[Start of Working data]

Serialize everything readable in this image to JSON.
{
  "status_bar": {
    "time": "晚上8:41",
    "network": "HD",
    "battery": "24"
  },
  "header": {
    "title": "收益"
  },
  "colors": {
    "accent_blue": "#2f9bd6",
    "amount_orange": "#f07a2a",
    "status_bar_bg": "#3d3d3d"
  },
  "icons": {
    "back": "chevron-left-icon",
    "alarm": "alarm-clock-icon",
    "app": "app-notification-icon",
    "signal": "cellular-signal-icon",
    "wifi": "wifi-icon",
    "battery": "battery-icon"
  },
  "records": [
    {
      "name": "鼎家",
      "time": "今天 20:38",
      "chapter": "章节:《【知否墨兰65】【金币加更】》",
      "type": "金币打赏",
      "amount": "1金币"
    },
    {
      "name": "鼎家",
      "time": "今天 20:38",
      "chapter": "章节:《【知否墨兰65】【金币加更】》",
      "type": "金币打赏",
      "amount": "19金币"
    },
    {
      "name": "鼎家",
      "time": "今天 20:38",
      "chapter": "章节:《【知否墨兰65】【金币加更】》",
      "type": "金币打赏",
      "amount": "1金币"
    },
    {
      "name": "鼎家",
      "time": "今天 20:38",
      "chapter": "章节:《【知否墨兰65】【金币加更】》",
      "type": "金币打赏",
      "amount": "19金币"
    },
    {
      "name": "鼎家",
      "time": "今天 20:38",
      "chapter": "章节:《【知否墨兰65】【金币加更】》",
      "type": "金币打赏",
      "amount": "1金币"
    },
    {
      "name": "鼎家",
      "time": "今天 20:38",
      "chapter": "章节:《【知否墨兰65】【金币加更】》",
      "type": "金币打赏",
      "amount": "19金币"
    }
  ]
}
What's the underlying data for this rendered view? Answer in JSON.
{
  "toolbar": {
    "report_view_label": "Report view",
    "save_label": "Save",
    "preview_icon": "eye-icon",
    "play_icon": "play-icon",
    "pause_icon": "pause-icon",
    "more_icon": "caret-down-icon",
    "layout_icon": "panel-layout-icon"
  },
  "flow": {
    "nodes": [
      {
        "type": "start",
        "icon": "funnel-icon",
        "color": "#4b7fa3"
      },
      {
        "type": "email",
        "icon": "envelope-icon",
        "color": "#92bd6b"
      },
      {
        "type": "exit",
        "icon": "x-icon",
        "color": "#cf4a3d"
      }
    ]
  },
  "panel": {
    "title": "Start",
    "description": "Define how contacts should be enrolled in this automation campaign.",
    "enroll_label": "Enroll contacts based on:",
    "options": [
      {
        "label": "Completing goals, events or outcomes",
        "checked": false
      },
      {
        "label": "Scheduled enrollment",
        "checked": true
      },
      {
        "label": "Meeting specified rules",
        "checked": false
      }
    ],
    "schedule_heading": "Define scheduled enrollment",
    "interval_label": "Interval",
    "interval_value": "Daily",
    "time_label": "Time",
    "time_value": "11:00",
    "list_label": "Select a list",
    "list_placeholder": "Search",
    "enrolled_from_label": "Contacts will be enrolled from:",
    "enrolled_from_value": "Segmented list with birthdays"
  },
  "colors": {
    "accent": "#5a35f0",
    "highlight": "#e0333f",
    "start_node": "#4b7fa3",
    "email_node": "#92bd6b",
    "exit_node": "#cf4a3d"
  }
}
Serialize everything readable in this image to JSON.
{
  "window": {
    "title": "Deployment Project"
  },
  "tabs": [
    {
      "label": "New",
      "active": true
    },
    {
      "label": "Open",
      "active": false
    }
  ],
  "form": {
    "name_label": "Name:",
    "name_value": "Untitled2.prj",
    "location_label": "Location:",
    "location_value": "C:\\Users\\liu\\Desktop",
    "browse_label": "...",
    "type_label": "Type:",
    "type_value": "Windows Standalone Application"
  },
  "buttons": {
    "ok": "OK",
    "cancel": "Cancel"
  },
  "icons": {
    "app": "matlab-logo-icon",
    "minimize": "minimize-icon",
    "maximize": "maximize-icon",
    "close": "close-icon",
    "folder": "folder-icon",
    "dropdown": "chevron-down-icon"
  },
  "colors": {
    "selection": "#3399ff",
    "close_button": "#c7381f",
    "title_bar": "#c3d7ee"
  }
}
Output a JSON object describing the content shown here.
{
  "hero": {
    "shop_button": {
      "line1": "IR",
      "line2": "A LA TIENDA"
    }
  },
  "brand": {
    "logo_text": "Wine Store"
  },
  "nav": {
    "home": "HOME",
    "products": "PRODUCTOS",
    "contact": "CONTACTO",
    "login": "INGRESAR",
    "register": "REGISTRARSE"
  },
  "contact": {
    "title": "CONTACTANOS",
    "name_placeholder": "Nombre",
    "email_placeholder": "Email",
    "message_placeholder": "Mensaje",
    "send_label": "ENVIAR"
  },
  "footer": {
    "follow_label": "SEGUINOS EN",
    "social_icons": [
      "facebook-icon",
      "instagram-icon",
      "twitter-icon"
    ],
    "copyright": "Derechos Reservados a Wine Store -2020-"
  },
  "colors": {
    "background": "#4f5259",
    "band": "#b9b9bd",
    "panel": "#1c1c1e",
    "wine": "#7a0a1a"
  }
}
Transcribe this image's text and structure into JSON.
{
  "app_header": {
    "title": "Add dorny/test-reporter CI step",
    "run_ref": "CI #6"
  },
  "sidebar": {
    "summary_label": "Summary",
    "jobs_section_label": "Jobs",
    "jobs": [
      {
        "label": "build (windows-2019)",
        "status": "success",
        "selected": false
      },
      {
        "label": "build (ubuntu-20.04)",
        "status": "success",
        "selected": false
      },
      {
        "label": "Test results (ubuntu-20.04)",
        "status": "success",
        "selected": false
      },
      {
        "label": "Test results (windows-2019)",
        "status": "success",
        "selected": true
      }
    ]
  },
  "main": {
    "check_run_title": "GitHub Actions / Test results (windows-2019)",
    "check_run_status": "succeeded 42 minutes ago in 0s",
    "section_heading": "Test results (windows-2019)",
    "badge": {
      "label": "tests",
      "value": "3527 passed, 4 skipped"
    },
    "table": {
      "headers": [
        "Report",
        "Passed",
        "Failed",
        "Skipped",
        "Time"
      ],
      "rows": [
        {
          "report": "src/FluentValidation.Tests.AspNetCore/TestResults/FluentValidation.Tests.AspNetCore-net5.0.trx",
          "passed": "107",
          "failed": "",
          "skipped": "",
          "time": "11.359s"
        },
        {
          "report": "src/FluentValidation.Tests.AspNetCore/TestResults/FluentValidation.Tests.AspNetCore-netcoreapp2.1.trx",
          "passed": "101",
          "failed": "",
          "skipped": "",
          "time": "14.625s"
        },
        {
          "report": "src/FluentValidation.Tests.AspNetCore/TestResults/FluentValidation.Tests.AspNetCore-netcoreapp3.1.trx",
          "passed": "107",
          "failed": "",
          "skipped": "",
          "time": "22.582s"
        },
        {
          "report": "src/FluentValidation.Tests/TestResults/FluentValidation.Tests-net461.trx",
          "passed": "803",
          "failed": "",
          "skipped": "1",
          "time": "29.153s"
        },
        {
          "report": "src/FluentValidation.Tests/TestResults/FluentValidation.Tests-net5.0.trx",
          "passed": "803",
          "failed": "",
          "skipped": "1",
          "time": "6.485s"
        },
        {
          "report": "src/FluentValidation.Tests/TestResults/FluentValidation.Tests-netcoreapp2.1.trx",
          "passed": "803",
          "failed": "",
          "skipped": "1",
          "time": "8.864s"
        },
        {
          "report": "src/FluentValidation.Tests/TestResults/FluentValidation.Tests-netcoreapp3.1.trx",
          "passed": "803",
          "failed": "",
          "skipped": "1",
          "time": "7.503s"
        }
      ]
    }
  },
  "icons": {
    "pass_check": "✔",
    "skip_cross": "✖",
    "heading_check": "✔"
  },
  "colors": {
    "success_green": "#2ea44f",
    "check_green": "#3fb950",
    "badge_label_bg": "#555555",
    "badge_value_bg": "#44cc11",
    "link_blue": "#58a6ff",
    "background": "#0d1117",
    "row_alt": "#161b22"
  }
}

[End of Working data]

» **Exercise**: What is the number of lines in these records that contain "ubuntu"? Reply with the number only.

» **Response**: 2